Task details
Print the listing as it stands, omitting all images.

Provided material
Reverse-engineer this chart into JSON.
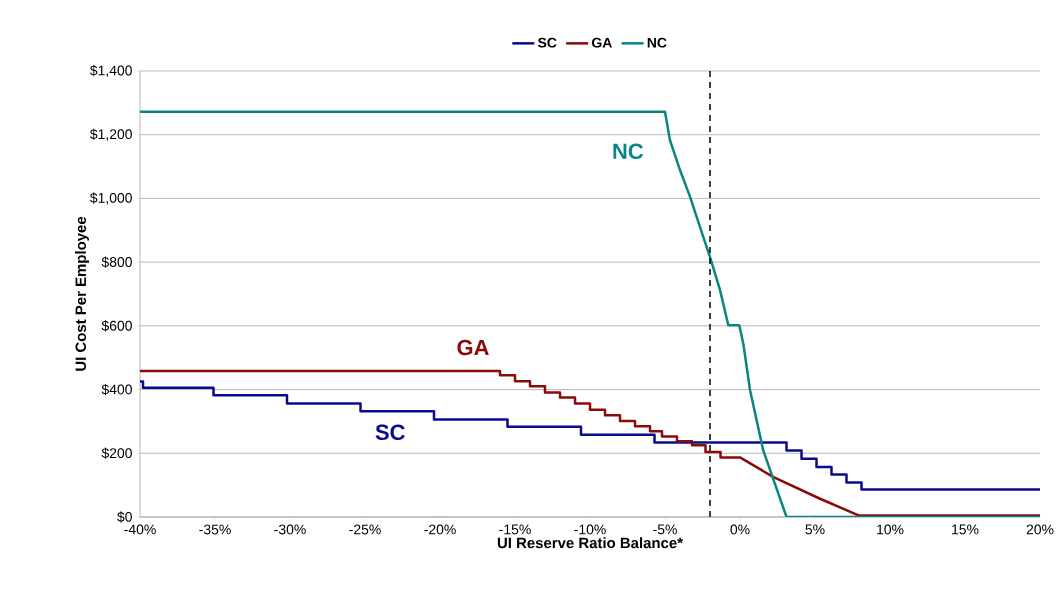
{
  "chart_data": {
    "type": "line",
    "xlabel": "UI Reserve Ratio Balance*",
    "ylabel": "UI Cost Per Employee",
    "series": [
      {
        "name": "SC",
        "color": "#0b0b8a",
        "type": "step",
        "x": [
          -40,
          -39.8,
          -35.1,
          -30.2,
          -25.3,
          -20.4,
          -15.5,
          -10.6,
          -5.7,
          3.1,
          4.1,
          5.1,
          6.1,
          7.1,
          8.1,
          20
        ],
        "values": [
          425,
          406,
          382,
          356,
          332,
          306,
          283,
          258,
          234,
          209,
          183,
          157,
          133,
          108,
          86,
          86
        ]
      },
      {
        "name": "GA",
        "color": "#8b0a0a",
        "x": [
          -40,
          -16,
          -16,
          -15,
          -15,
          -14,
          -14,
          -13,
          -13,
          -12,
          -12,
          -11,
          -11,
          -10,
          -10,
          -9,
          -9,
          -8,
          -8,
          -7,
          -7,
          -6,
          -6,
          -5.2,
          -5.2,
          -4.2,
          -4.2,
          -3.2,
          -3.2,
          -2.3,
          -2.3,
          -1.3,
          -1.3,
          0,
          2.2,
          5.3,
          7.9,
          20
        ],
        "values": [
          458,
          458,
          445,
          445,
          426,
          426,
          410,
          410,
          391,
          391,
          375,
          375,
          356,
          356,
          337,
          337,
          319,
          319,
          301,
          301,
          285,
          285,
          269,
          269,
          253,
          253,
          238,
          238,
          225,
          225,
          204,
          204,
          187,
          187,
          126,
          58,
          5,
          5
        ]
      },
      {
        "name": "NC",
        "color": "#0a8585",
        "x": [
          -40,
          -5,
          -4.67,
          -4,
          -3.33,
          -2.67,
          -2,
          -1.33,
          -0.78,
          -0.05,
          0.22,
          0.67,
          1.55,
          3.1,
          20
        ],
        "values": [
          1272,
          1272,
          1183,
          1089,
          1005,
          911,
          816,
          712,
          602,
          602,
          544,
          398,
          209,
          0,
          0
        ]
      }
    ],
    "annotations": [
      "SC",
      "GA",
      "NC"
    ],
    "ref_lines": [
      {
        "axis": "x",
        "value": -2,
        "color": "#000000",
        "line_style": "dashed"
      }
    ],
    "xlim": [
      -40,
      20
    ],
    "ylim": [
      0,
      1400
    ],
    "xticks": [
      {
        "value": -40,
        "label": "-40%"
      },
      {
        "value": -35,
        "label": "-35%"
      },
      {
        "value": -30,
        "label": "-30%"
      },
      {
        "value": -25,
        "label": "-25%"
      },
      {
        "value": -20,
        "label": "-20%"
      },
      {
        "value": -15,
        "label": "-15%"
      },
      {
        "value": -10,
        "label": "-10%"
      },
      {
        "value": -5,
        "label": "-5%"
      },
      {
        "value": 0,
        "label": "0%"
      },
      {
        "value": 5,
        "label": "5%"
      },
      {
        "value": 10,
        "label": "10%"
      },
      {
        "value": 15,
        "label": "15%"
      },
      {
        "value": 20,
        "label": "20%"
      }
    ],
    "yticks": [
      {
        "value": 0,
        "label": "$0"
      },
      {
        "value": 200,
        "label": "$200"
      },
      {
        "value": 400,
        "label": "$400"
      },
      {
        "value": 600,
        "label": "$600"
      },
      {
        "value": 800,
        "label": "$800"
      },
      {
        "value": 1000,
        "label": "$1,000"
      },
      {
        "value": 1200,
        "label": "$1,200"
      },
      {
        "value": 1400,
        "label": "$1,400"
      }
    ],
    "grid": "y",
    "legend": "top",
    "marker": "none",
    "line_style": "solid"
  }
}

Expected answer
Reverse-engineer this chart into JSON.
{
  "chart_data": {
    "type": "line",
    "xlabel": "UI Reserve Ratio Balance*",
    "ylabel": "UI Cost Per Employee",
    "series": [
      {
        "name": "SC",
        "color": "#0b0b8a",
        "type": "step",
        "x": [
          -40,
          -39.8,
          -35.1,
          -30.2,
          -25.3,
          -20.4,
          -15.5,
          -10.6,
          -5.7,
          3.1,
          4.1,
          5.1,
          6.1,
          7.1,
          8.1,
          20
        ],
        "values": [
          425,
          406,
          382,
          356,
          332,
          306,
          283,
          258,
          234,
          209,
          183,
          157,
          133,
          108,
          86,
          86
        ]
      },
      {
        "name": "GA",
        "color": "#8b0a0a",
        "x": [
          -40,
          -16,
          -16,
          -15,
          -15,
          -14,
          -14,
          -13,
          -13,
          -12,
          -12,
          -11,
          -11,
          -10,
          -10,
          -9,
          -9,
          -8,
          -8,
          -7,
          -7,
          -6,
          -6,
          -5.2,
          -5.2,
          -4.2,
          -4.2,
          -3.2,
          -3.2,
          -2.3,
          -2.3,
          -1.3,
          -1.3,
          0,
          2.2,
          5.3,
          7.9,
          20
        ],
        "values": [
          458,
          458,
          445,
          445,
          426,
          426,
          410,
          410,
          391,
          391,
          375,
          375,
          356,
          356,
          337,
          337,
          319,
          319,
          301,
          301,
          285,
          285,
          269,
          269,
          253,
          253,
          238,
          238,
          225,
          225,
          204,
          204,
          187,
          187,
          126,
          58,
          5,
          5
        ]
      },
      {
        "name": "NC",
        "color": "#0a8585",
        "x": [
          -40,
          -5,
          -4.67,
          -4,
          -3.33,
          -2.67,
          -2,
          -1.33,
          -0.78,
          -0.05,
          0.22,
          0.67,
          1.55,
          3.1,
          20
        ],
        "values": [
          1272,
          1272,
          1183,
          1089,
          1005,
          911,
          816,
          712,
          602,
          602,
          544,
          398,
          209,
          0,
          0
        ]
      }
    ],
    "annotations": [
      "SC",
      "GA",
      "NC"
    ],
    "ref_lines": [
      {
        "axis": "x",
        "value": -2,
        "color": "#000000",
        "line_style": "dashed"
      }
    ],
    "xlim": [
      -40,
      20
    ],
    "ylim": [
      0,
      1400
    ],
    "xticks": [
      {
        "value": -40,
        "label": "-40%"
      },
      {
        "value": -35,
        "label": "-35%"
      },
      {
        "value": -30,
        "label": "-30%"
      },
      {
        "value": -25,
        "label": "-25%"
      },
      {
        "value": -20,
        "label": "-20%"
      },
      {
        "value": -15,
        "label": "-15%"
      },
      {
        "value": -10,
        "label": "-10%"
      },
      {
        "value": -5,
        "label": "-5%"
      },
      {
        "value": 0,
        "label": "0%"
      },
      {
        "value": 5,
        "label": "5%"
      },
      {
        "value": 10,
        "label": "10%"
      },
      {
        "value": 15,
        "label": "15%"
      },
      {
        "value": 20,
        "label": "20%"
      }
    ],
    "yticks": [
      {
        "value": 0,
        "label": "$0"
      },
      {
        "value": 200,
        "label": "$200"
      },
      {
        "value": 400,
        "label": "$400"
      },
      {
        "value": 600,
        "label": "$600"
      },
      {
        "value": 800,
        "label": "$800"
      },
      {
        "value": 1000,
        "label": "$1,000"
      },
      {
        "value": 1200,
        "label": "$1,200"
      },
      {
        "value": 1400,
        "label": "$1,400"
      }
    ],
    "grid": "y",
    "legend": "top",
    "marker": "none",
    "line_style": "solid"
  }
}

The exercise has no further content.